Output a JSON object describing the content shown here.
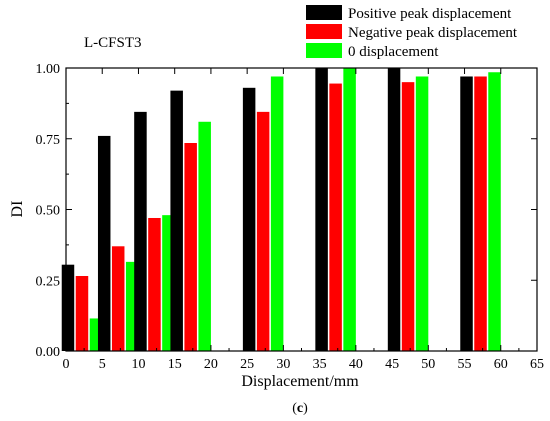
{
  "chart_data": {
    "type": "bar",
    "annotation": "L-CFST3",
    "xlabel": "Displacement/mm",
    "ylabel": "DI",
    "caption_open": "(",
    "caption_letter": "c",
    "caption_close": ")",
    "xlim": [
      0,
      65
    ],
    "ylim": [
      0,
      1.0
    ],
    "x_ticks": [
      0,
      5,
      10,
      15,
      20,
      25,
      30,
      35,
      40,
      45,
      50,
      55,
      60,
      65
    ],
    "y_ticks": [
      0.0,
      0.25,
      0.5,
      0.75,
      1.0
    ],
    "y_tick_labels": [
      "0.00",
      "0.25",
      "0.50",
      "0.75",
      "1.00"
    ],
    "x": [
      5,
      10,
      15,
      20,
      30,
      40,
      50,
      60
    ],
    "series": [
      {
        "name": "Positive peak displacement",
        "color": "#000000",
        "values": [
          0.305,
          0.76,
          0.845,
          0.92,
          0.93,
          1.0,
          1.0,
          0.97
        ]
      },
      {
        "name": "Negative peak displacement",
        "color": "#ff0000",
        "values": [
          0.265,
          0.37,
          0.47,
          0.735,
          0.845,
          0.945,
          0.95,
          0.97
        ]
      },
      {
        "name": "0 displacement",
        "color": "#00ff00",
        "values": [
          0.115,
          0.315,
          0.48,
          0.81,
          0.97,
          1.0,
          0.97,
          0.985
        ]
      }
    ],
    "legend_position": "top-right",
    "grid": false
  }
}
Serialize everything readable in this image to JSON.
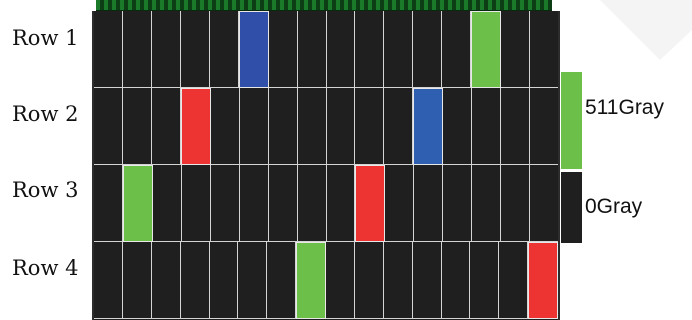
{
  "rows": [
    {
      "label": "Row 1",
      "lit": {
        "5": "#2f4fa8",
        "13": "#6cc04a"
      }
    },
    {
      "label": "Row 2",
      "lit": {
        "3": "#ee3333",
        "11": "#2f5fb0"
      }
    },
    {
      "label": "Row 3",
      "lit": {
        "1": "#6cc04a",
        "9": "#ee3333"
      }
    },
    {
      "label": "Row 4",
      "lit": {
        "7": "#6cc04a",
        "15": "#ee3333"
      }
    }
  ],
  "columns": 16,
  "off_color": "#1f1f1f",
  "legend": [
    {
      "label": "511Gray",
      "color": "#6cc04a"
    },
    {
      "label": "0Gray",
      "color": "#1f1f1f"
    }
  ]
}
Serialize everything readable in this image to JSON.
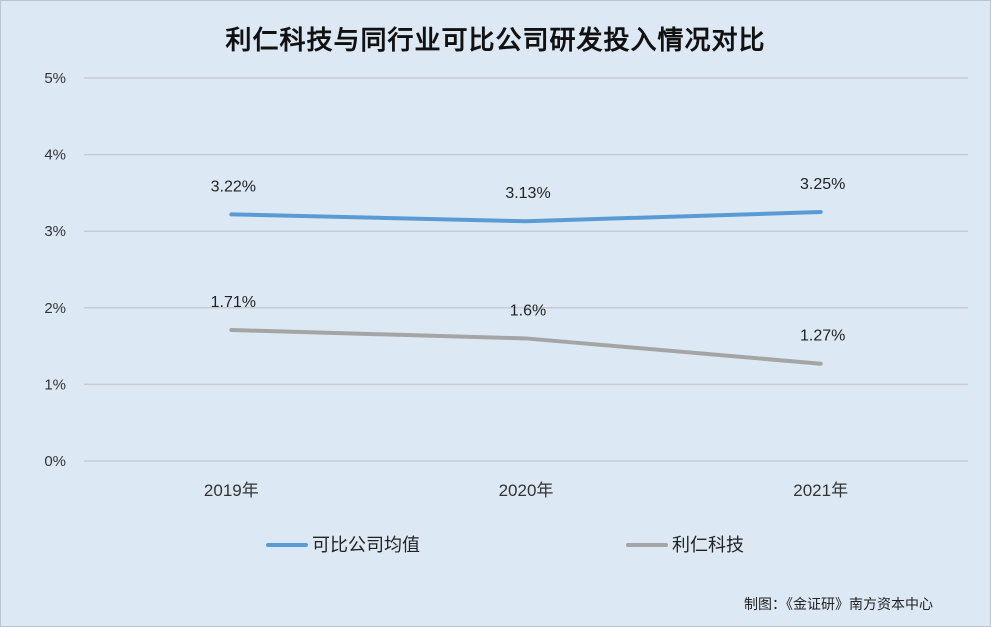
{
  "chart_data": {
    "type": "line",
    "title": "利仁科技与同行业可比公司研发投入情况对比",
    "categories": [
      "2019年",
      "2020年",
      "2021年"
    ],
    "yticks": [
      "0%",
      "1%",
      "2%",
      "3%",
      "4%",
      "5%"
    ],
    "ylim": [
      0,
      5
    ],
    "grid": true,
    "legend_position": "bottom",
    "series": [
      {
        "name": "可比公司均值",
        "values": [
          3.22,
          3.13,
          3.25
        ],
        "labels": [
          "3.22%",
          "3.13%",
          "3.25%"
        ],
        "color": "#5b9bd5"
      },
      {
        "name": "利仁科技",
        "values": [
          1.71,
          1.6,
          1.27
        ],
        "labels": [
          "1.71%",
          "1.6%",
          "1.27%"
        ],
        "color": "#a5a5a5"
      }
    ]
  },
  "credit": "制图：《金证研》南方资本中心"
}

• [WHAT THE EXERCISE ASKS] Every line of the material is to be quoted exactly, with no pictures carried over.

• [THE OUTPUT]
Output a JSON object describing the content shown here.
{
  "chart_data": {
    "type": "bar",
    "annotation": "L-CFST3",
    "xlabel": "Displacement/mm",
    "ylabel": "DI",
    "caption_open": "(",
    "caption_letter": "c",
    "caption_close": ")",
    "xlim": [
      0,
      65
    ],
    "ylim": [
      0,
      1.0
    ],
    "x_ticks": [
      0,
      5,
      10,
      15,
      20,
      25,
      30,
      35,
      40,
      45,
      50,
      55,
      60,
      65
    ],
    "y_ticks": [
      0.0,
      0.25,
      0.5,
      0.75,
      1.0
    ],
    "y_tick_labels": [
      "0.00",
      "0.25",
      "0.50",
      "0.75",
      "1.00"
    ],
    "x": [
      5,
      10,
      15,
      20,
      30,
      40,
      50,
      60
    ],
    "series": [
      {
        "name": "Positive peak displacement",
        "color": "#000000",
        "values": [
          0.305,
          0.76,
          0.845,
          0.92,
          0.93,
          1.0,
          1.0,
          0.97
        ]
      },
      {
        "name": "Negative peak displacement",
        "color": "#ff0000",
        "values": [
          0.265,
          0.37,
          0.47,
          0.735,
          0.845,
          0.945,
          0.95,
          0.97
        ]
      },
      {
        "name": "0 displacement",
        "color": "#00ff00",
        "values": [
          0.115,
          0.315,
          0.48,
          0.81,
          0.97,
          1.0,
          0.97,
          0.985
        ]
      }
    ],
    "legend_position": "top-right",
    "grid": false
  }
}
Serialize everything readable in this image to JSON.
{
  "rows": [
    {
      "label": "Row 1",
      "lit": {
        "5": "#2f4fa8",
        "13": "#6cc04a"
      }
    },
    {
      "label": "Row 2",
      "lit": {
        "3": "#ee3333",
        "11": "#2f5fb0"
      }
    },
    {
      "label": "Row 3",
      "lit": {
        "1": "#6cc04a",
        "9": "#ee3333"
      }
    },
    {
      "label": "Row 4",
      "lit": {
        "7": "#6cc04a",
        "15": "#ee3333"
      }
    }
  ],
  "columns": 16,
  "off_color": "#1f1f1f",
  "legend": [
    {
      "label": "511Gray",
      "color": "#6cc04a"
    },
    {
      "label": "0Gray",
      "color": "#1f1f1f"
    }
  ]
}
Serialize everything readable in this image to JSON.
{
  "chart_data": {
    "type": "line",
    "title": "利仁科技与同行业可比公司研发投入情况对比",
    "categories": [
      "2019年",
      "2020年",
      "2021年"
    ],
    "yticks": [
      "0%",
      "1%",
      "2%",
      "3%",
      "4%",
      "5%"
    ],
    "ylim": [
      0,
      5
    ],
    "grid": true,
    "legend_position": "bottom",
    "series": [
      {
        "name": "可比公司均值",
        "values": [
          3.22,
          3.13,
          3.25
        ],
        "labels": [
          "3.22%",
          "3.13%",
          "3.25%"
        ],
        "color": "#5b9bd5"
      },
      {
        "name": "利仁科技",
        "values": [
          1.71,
          1.6,
          1.27
        ],
        "labels": [
          "1.71%",
          "1.6%",
          "1.27%"
        ],
        "color": "#a5a5a5"
      }
    ]
  },
  "credit": "制图：《金证研》南方资本中心"
}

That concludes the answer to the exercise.